#### [Exercise details]
Find the lines with "color" in them and copy them out.
[Entries start]
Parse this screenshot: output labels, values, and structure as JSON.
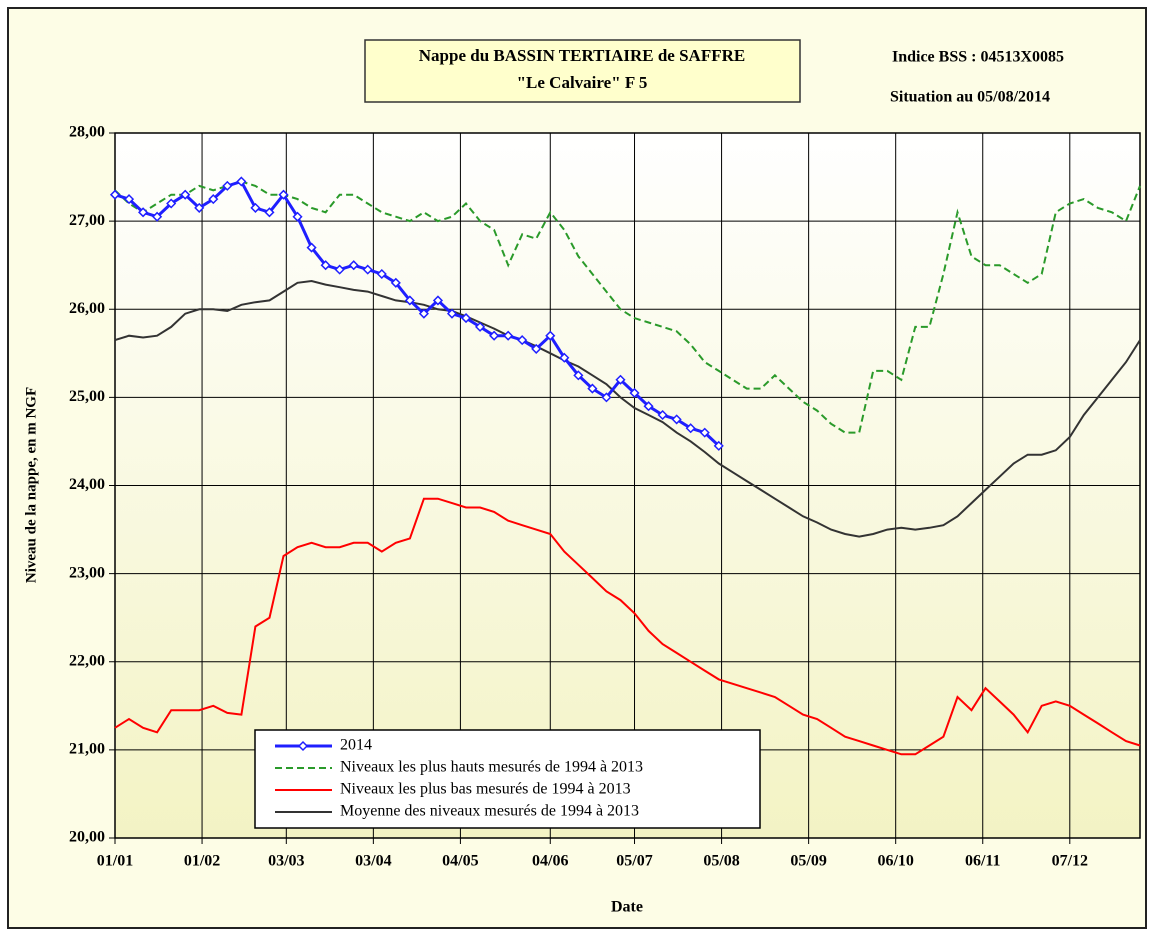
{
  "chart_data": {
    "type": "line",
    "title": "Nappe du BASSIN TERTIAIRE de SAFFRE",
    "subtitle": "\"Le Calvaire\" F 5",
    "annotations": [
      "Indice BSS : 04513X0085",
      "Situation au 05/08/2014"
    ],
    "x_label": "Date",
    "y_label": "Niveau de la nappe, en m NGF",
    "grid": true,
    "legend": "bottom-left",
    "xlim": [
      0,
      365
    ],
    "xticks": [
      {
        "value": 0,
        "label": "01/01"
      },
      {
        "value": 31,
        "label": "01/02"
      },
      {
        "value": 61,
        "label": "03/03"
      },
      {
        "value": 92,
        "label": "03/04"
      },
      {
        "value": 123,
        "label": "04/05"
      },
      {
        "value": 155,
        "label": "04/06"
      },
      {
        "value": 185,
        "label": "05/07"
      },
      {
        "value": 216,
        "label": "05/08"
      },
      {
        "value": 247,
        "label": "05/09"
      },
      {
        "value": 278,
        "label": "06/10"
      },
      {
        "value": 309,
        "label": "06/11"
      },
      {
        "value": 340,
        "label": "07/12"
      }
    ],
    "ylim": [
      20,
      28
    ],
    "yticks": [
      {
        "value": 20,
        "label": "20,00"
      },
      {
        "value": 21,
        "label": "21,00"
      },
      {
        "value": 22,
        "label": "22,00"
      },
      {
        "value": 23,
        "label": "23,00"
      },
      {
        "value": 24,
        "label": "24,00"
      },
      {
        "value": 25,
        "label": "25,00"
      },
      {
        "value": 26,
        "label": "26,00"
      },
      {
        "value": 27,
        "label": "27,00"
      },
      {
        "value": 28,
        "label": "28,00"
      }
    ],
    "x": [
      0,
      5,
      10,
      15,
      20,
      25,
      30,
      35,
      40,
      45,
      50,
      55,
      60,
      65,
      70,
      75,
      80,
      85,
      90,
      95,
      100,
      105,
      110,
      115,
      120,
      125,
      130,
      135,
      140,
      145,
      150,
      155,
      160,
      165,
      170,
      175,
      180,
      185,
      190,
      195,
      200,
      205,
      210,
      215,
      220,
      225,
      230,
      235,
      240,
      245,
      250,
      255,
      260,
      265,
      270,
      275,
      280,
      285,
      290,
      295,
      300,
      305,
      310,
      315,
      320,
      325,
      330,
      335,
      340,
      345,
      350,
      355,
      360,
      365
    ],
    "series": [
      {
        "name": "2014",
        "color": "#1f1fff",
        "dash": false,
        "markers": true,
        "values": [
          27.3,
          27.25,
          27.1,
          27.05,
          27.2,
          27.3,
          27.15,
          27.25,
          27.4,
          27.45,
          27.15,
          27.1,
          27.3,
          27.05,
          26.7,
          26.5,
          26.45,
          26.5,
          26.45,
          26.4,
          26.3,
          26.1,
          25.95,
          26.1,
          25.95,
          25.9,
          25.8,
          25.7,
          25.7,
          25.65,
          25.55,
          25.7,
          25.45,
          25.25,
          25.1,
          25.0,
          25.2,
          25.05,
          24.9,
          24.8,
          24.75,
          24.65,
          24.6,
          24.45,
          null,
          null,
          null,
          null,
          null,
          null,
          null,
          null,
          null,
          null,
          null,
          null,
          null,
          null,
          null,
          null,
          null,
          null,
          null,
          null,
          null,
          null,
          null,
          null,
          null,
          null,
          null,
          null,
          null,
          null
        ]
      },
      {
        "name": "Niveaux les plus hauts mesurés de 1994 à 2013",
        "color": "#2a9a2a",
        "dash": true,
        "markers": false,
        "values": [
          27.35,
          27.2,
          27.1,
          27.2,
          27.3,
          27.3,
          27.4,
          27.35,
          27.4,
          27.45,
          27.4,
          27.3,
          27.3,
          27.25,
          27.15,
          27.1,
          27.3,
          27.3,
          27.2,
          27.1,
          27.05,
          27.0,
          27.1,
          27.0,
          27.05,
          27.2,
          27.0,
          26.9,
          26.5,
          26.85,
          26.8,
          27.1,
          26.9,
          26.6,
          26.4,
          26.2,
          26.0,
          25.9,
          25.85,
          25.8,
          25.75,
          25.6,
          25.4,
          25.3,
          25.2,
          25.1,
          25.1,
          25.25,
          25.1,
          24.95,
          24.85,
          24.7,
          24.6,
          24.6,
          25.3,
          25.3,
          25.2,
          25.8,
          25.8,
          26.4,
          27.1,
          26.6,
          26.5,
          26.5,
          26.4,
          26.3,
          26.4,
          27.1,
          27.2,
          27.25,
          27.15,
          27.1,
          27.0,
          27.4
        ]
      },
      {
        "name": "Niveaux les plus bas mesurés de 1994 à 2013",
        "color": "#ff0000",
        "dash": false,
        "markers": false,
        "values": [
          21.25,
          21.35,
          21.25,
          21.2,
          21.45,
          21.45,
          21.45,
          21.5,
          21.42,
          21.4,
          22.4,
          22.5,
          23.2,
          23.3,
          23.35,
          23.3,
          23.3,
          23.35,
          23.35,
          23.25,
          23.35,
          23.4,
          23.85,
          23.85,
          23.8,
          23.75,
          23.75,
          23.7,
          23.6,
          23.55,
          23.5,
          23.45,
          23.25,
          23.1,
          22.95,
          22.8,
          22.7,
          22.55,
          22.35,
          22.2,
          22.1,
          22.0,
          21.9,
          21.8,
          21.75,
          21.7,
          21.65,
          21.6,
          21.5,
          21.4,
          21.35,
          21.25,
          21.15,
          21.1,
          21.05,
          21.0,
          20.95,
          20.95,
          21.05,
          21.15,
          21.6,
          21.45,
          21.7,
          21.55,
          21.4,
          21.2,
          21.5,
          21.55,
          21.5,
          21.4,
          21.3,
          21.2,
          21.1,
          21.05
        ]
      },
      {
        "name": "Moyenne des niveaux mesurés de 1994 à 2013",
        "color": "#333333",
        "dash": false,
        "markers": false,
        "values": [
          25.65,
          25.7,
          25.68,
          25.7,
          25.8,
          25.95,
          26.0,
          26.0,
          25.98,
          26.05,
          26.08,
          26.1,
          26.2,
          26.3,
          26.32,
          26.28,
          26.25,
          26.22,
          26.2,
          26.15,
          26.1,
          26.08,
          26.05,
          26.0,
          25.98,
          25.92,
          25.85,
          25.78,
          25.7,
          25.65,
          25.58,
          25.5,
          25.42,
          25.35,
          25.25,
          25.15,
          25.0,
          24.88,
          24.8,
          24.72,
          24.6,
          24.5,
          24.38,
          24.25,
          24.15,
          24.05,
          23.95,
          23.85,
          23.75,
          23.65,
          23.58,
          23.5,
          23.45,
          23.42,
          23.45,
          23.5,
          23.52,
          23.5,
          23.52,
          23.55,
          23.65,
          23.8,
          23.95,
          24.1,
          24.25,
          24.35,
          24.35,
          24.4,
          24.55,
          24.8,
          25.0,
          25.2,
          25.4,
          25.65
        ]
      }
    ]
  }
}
[Entries end]
#### [Task output]
        "color": "#1f1fff",
        "color": "#2a9a2a",
        "color": "#ff0000",
        "color": "#333333",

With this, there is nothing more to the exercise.